(Provided material)
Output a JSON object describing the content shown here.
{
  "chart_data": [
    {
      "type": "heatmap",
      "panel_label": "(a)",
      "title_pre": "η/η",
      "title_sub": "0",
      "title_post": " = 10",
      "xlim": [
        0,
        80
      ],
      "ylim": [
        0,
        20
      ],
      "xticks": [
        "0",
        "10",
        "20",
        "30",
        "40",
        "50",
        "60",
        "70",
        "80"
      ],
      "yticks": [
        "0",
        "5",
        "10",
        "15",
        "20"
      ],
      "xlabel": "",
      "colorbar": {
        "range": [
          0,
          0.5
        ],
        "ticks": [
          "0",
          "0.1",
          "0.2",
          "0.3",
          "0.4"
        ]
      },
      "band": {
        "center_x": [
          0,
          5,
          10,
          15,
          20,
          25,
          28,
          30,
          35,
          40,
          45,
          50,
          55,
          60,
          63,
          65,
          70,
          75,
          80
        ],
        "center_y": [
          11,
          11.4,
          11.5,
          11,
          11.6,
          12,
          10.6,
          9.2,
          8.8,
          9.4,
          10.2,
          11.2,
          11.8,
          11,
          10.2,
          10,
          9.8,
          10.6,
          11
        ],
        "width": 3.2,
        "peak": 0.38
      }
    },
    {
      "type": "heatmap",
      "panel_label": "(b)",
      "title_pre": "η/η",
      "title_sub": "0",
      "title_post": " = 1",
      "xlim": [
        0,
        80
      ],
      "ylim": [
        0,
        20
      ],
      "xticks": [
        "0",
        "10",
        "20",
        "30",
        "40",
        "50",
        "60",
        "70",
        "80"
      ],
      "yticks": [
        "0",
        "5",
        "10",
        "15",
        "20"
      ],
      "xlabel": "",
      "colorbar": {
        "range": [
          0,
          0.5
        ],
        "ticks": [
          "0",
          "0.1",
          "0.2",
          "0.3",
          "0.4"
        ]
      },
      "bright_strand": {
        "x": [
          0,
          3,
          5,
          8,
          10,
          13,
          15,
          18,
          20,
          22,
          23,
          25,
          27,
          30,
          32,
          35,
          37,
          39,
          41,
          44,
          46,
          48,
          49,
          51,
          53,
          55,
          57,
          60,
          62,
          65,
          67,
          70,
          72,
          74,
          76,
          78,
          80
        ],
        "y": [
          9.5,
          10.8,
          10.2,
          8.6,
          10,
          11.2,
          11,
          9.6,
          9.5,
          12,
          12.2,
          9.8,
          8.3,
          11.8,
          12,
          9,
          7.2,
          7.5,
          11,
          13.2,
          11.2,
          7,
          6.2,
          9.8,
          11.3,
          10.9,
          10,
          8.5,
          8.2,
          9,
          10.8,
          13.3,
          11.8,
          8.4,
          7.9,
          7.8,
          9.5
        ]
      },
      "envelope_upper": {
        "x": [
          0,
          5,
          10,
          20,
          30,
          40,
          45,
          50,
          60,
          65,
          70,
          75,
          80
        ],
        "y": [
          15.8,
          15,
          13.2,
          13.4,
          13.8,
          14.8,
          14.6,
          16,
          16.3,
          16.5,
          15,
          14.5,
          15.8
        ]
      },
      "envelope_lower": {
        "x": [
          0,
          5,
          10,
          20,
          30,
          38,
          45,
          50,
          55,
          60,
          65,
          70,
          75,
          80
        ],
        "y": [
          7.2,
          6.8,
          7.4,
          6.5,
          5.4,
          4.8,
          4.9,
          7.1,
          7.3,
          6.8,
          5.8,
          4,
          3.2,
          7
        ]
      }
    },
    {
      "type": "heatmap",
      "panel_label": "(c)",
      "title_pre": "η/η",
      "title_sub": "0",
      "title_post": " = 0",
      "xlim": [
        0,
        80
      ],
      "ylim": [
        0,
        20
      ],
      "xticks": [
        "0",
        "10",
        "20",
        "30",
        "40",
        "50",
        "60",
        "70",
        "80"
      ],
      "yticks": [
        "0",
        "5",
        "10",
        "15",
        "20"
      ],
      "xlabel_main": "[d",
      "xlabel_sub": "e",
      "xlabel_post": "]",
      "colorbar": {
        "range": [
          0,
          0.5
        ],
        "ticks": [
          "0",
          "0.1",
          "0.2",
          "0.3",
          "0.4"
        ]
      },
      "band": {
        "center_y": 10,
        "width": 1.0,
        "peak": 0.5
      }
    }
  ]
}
==
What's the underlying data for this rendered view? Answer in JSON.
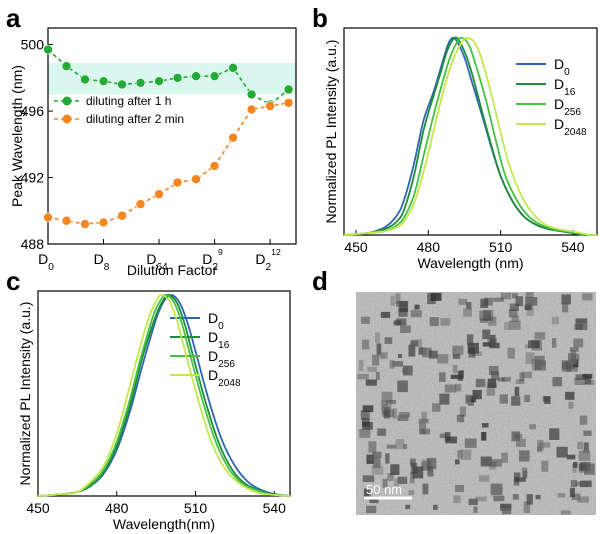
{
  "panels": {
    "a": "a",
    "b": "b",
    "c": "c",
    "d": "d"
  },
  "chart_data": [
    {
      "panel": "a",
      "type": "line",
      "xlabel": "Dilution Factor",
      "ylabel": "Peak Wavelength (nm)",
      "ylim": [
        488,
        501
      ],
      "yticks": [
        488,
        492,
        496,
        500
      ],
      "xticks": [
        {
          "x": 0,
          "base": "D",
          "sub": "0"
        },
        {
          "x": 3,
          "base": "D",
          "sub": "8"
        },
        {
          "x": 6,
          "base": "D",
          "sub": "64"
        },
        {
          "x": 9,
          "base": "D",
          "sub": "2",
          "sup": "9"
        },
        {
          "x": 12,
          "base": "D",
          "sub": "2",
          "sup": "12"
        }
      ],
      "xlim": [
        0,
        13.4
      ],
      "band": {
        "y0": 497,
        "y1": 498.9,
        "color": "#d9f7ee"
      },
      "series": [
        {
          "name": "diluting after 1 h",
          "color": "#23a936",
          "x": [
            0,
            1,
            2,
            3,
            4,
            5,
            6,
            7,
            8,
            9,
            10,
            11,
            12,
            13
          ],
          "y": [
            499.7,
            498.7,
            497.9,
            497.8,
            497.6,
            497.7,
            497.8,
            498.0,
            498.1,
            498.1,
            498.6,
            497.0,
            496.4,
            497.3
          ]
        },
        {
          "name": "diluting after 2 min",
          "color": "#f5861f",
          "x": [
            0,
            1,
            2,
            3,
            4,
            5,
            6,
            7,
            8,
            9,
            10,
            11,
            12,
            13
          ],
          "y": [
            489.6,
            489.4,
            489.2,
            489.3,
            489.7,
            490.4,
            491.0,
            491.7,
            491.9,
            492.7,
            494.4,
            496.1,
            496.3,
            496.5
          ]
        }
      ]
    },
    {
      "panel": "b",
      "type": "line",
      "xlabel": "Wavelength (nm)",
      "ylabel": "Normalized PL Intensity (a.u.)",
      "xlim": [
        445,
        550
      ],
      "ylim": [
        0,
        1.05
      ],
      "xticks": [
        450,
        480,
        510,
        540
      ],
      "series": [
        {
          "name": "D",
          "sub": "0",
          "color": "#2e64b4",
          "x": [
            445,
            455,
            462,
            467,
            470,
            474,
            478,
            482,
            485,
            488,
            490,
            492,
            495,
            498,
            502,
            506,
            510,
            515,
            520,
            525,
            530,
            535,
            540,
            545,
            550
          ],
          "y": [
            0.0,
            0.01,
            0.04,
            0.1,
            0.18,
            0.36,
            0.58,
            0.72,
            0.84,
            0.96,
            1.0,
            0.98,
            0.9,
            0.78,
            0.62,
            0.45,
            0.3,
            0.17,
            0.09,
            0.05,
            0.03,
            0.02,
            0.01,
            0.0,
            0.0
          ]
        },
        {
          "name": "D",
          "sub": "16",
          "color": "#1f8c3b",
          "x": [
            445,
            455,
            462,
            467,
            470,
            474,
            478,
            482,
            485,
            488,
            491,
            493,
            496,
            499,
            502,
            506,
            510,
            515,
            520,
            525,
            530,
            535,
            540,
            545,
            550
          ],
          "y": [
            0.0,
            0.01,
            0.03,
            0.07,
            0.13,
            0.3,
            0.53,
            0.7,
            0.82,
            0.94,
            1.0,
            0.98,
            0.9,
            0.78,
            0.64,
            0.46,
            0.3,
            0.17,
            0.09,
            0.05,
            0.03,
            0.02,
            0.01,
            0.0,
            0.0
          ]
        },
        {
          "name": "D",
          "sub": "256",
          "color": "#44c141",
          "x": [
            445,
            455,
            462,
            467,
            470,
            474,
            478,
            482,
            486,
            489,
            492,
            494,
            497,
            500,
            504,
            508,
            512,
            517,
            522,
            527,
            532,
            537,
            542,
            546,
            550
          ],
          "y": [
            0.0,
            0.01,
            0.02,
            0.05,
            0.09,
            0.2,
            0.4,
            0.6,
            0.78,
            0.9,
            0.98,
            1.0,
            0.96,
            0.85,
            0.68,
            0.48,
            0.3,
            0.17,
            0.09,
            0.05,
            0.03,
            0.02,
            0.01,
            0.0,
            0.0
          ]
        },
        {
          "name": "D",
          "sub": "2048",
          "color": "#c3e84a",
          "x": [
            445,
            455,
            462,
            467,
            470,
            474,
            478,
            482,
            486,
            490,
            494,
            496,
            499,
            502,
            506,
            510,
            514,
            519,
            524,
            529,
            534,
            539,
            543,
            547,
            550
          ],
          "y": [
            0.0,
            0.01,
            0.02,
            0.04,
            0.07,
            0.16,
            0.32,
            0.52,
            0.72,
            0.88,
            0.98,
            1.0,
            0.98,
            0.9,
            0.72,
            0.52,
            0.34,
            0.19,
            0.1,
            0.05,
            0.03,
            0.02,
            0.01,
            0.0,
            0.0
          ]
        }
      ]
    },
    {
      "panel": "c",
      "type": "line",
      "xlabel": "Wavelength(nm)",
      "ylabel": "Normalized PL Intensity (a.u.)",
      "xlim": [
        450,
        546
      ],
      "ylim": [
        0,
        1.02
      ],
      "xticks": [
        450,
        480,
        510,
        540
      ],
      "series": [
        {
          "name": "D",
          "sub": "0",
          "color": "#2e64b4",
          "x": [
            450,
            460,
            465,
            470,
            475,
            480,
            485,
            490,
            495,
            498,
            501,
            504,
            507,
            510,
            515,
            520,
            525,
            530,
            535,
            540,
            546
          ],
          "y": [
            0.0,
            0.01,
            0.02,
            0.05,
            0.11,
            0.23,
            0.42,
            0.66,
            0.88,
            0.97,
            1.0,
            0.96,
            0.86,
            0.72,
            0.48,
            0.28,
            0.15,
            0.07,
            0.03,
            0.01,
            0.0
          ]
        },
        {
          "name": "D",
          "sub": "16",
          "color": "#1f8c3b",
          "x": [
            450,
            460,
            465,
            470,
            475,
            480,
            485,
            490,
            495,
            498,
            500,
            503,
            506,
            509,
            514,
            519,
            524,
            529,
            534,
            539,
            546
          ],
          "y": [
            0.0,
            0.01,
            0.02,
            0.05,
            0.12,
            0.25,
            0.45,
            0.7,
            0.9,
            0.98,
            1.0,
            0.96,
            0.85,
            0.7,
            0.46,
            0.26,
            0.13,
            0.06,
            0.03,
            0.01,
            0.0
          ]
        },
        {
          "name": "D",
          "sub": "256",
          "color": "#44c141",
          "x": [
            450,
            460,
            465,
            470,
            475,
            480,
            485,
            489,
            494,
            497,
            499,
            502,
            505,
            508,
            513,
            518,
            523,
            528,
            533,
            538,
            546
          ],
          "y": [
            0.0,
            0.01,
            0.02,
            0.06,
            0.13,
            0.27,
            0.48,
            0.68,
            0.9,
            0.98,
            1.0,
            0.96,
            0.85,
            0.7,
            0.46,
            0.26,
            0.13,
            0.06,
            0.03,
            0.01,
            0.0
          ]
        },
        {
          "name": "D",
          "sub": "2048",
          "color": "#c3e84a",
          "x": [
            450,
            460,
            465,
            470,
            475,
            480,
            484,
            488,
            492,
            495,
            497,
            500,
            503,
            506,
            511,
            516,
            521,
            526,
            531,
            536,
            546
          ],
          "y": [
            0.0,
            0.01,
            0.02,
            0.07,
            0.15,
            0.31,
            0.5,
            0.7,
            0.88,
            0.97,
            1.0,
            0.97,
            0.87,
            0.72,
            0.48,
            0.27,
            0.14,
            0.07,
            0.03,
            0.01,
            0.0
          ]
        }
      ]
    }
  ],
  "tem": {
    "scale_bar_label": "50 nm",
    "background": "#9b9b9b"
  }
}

(Task requirements) Find all lines with "diluting" in them and copy each one.

(Solution to this problem)
          "name": "diluting after 1 h",
          "name": "diluting after 2 min",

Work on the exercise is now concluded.